* **SUPPLIED MATERIAL**

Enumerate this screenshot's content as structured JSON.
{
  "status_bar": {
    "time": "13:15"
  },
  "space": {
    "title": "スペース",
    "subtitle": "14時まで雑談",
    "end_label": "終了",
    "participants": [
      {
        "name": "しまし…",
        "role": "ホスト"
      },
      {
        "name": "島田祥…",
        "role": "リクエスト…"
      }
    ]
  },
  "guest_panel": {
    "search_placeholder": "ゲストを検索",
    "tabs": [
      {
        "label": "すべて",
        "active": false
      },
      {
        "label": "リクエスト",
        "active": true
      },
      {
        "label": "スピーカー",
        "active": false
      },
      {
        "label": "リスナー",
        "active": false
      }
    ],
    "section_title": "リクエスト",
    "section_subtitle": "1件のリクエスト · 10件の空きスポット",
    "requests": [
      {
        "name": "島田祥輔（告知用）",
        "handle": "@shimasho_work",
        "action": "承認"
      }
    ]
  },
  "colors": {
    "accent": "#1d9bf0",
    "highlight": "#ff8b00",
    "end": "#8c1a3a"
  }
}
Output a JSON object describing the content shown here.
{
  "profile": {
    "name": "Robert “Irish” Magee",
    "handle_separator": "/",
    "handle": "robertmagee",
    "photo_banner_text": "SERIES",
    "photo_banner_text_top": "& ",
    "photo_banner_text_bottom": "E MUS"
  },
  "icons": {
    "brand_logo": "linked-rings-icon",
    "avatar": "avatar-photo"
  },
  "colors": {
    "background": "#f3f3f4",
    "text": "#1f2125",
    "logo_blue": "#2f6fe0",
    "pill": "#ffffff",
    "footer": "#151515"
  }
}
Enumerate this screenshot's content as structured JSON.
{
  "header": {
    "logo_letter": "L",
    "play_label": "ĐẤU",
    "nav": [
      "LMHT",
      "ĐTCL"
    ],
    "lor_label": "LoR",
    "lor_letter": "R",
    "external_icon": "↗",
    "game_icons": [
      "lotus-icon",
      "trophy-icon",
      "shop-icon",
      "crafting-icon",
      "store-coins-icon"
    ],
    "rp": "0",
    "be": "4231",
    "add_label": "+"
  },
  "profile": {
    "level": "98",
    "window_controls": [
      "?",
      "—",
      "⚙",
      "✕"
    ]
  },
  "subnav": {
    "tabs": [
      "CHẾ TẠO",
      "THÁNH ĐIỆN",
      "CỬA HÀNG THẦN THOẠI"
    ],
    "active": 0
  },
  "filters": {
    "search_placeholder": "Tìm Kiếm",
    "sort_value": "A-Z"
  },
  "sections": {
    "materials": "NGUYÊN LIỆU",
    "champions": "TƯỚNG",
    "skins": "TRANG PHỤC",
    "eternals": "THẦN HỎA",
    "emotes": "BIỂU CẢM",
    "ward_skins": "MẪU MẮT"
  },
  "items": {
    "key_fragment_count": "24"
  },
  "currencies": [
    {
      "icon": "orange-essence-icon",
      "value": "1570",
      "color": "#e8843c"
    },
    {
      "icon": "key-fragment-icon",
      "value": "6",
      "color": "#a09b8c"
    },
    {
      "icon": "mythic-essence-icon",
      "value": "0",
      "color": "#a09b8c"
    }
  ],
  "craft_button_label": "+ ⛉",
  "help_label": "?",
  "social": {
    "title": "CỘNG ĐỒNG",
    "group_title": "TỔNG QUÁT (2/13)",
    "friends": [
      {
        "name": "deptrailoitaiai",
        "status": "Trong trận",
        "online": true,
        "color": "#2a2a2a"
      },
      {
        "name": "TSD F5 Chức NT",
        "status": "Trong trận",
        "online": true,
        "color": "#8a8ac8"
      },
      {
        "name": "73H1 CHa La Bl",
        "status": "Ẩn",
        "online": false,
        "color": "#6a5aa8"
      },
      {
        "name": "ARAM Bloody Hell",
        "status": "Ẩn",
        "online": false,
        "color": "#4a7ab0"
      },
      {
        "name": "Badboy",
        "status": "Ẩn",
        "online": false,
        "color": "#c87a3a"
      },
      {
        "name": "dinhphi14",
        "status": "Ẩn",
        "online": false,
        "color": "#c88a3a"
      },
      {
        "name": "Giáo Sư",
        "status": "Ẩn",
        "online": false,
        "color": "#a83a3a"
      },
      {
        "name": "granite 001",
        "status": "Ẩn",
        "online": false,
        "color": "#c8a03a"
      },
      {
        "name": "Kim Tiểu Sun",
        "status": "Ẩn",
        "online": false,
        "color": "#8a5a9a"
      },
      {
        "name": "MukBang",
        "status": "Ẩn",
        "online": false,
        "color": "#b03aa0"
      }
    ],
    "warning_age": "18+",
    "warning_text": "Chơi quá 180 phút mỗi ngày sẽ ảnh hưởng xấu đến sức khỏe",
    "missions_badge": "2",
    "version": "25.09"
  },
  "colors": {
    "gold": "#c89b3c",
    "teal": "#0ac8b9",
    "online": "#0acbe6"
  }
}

* **STATED EXERCISE**
Reproduce each record exactly, leaving nothing out.

* **COMPLETE OUTPUT**
Enumerate this screenshot's content as structured JSON.
{
  "status_bar": {
    "time": "13:15"
  },
  "space": {
    "title": "スペース",
    "subtitle": "14時まで雑談",
    "end_label": "終了",
    "participants": [
      {
        "name": "しまし…",
        "role": "ホスト"
      },
      {
        "name": "島田祥…",
        "role": "リクエスト…"
      }
    ]
  },
  "guest_panel": {
    "search_placeholder": "ゲストを検索",
    "tabs": [
      {
        "label": "すべて",
        "active": false
      },
      {
        "label": "リクエスト",
        "active": true
      },
      {
        "label": "スピーカー",
        "active": false
      },
      {
        "label": "リスナー",
        "active": false
      }
    ],
    "section_title": "リクエスト",
    "section_subtitle": "1件のリクエスト · 10件の空きスポット",
    "requests": [
      {
        "name": "島田祥輔（告知用）",
        "handle": "@shimasho_work",
        "action": "承認"
      }
    ]
  },
  "colors": {
    "accent": "#1d9bf0",
    "highlight": "#ff8b00",
    "end": "#8c1a3a"
  }
}
Output a JSON object describing the content shown here.
{
  "profile": {
    "name": "Robert “Irish” Magee",
    "handle_separator": "/",
    "handle": "robertmagee",
    "photo_banner_text": "SERIES",
    "photo_banner_text_top": "& ",
    "photo_banner_text_bottom": "E MUS"
  },
  "icons": {
    "brand_logo": "linked-rings-icon",
    "avatar": "avatar-photo"
  },
  "colors": {
    "background": "#f3f3f4",
    "text": "#1f2125",
    "logo_blue": "#2f6fe0",
    "pill": "#ffffff",
    "footer": "#151515"
  }
}
Enumerate this screenshot's content as structured JSON.
{
  "header": {
    "logo_letter": "L",
    "play_label": "ĐẤU",
    "nav": [
      "LMHT",
      "ĐTCL"
    ],
    "lor_label": "LoR",
    "lor_letter": "R",
    "external_icon": "↗",
    "game_icons": [
      "lotus-icon",
      "trophy-icon",
      "shop-icon",
      "crafting-icon",
      "store-coins-icon"
    ],
    "rp": "0",
    "be": "4231",
    "add_label": "+"
  },
  "profile": {
    "level": "98",
    "window_controls": [
      "?",
      "—",
      "⚙",
      "✕"
    ]
  },
  "subnav": {
    "tabs": [
      "CHẾ TẠO",
      "THÁNH ĐIỆN",
      "CỬA HÀNG THẦN THOẠI"
    ],
    "active": 0
  },
  "filters": {
    "search_placeholder": "Tìm Kiếm",
    "sort_value": "A-Z"
  },
  "sections": {
    "materials": "NGUYÊN LIỆU",
    "champions": "TƯỚNG",
    "skins": "TRANG PHỤC",
    "eternals": "THẦN HỎA",
    "emotes": "BIỂU CẢM",
    "ward_skins": "MẪU MẮT"
  },
  "items": {
    "key_fragment_count": "24"
  },
  "currencies": [
    {
      "icon": "orange-essence-icon",
      "value": "1570",
      "color": "#e8843c"
    },
    {
      "icon": "key-fragment-icon",
      "value": "6",
      "color": "#a09b8c"
    },
    {
      "icon": "mythic-essence-icon",
      "value": "0",
      "color": "#a09b8c"
    }
  ],
  "craft_button_label": "+ ⛉",
  "help_label": "?",
  "social": {
    "title": "CỘNG ĐỒNG",
    "group_title": "TỔNG QUÁT (2/13)",
    "friends": [
      {
        "name": "deptrailoitaiai",
        "status": "Trong trận",
        "online": true,
        "color": "#2a2a2a"
      },
      {
        "name": "TSD F5 Chức NT",
        "status": "Trong trận",
        "online": true,
        "color": "#8a8ac8"
      },
      {
        "name": "73H1 CHa La Bl",
        "status": "Ẩn",
        "online": false,
        "color": "#6a5aa8"
      },
      {
        "name": "ARAM Bloody Hell",
        "status": "Ẩn",
        "online": false,
        "color": "#4a7ab0"
      },
      {
        "name": "Badboy",
        "status": "Ẩn",
        "online": false,
        "color": "#c87a3a"
      },
      {
        "name": "dinhphi14",
        "status": "Ẩn",
        "online": false,
        "color": "#c88a3a"
      },
      {
        "name": "Giáo Sư",
        "status": "Ẩn",
        "online": false,
        "color": "#a83a3a"
      },
      {
        "name": "granite 001",
        "status": "Ẩn",
        "online": false,
        "color": "#c8a03a"
      },
      {
        "name": "Kim Tiểu Sun",
        "status": "Ẩn",
        "online": false,
        "color": "#8a5a9a"
      },
      {
        "name": "MukBang",
        "status": "Ẩn",
        "online": false,
        "color": "#b03aa0"
      }
    ],
    "warning_age": "18+",
    "warning_text": "Chơi quá 180 phút mỗi ngày sẽ ảnh hưởng xấu đến sức khỏe",
    "missions_badge": "2",
    "version": "25.09"
  },
  "colors": {
    "gold": "#c89b3c",
    "teal": "#0ac8b9",
    "online": "#0acbe6"
  }
}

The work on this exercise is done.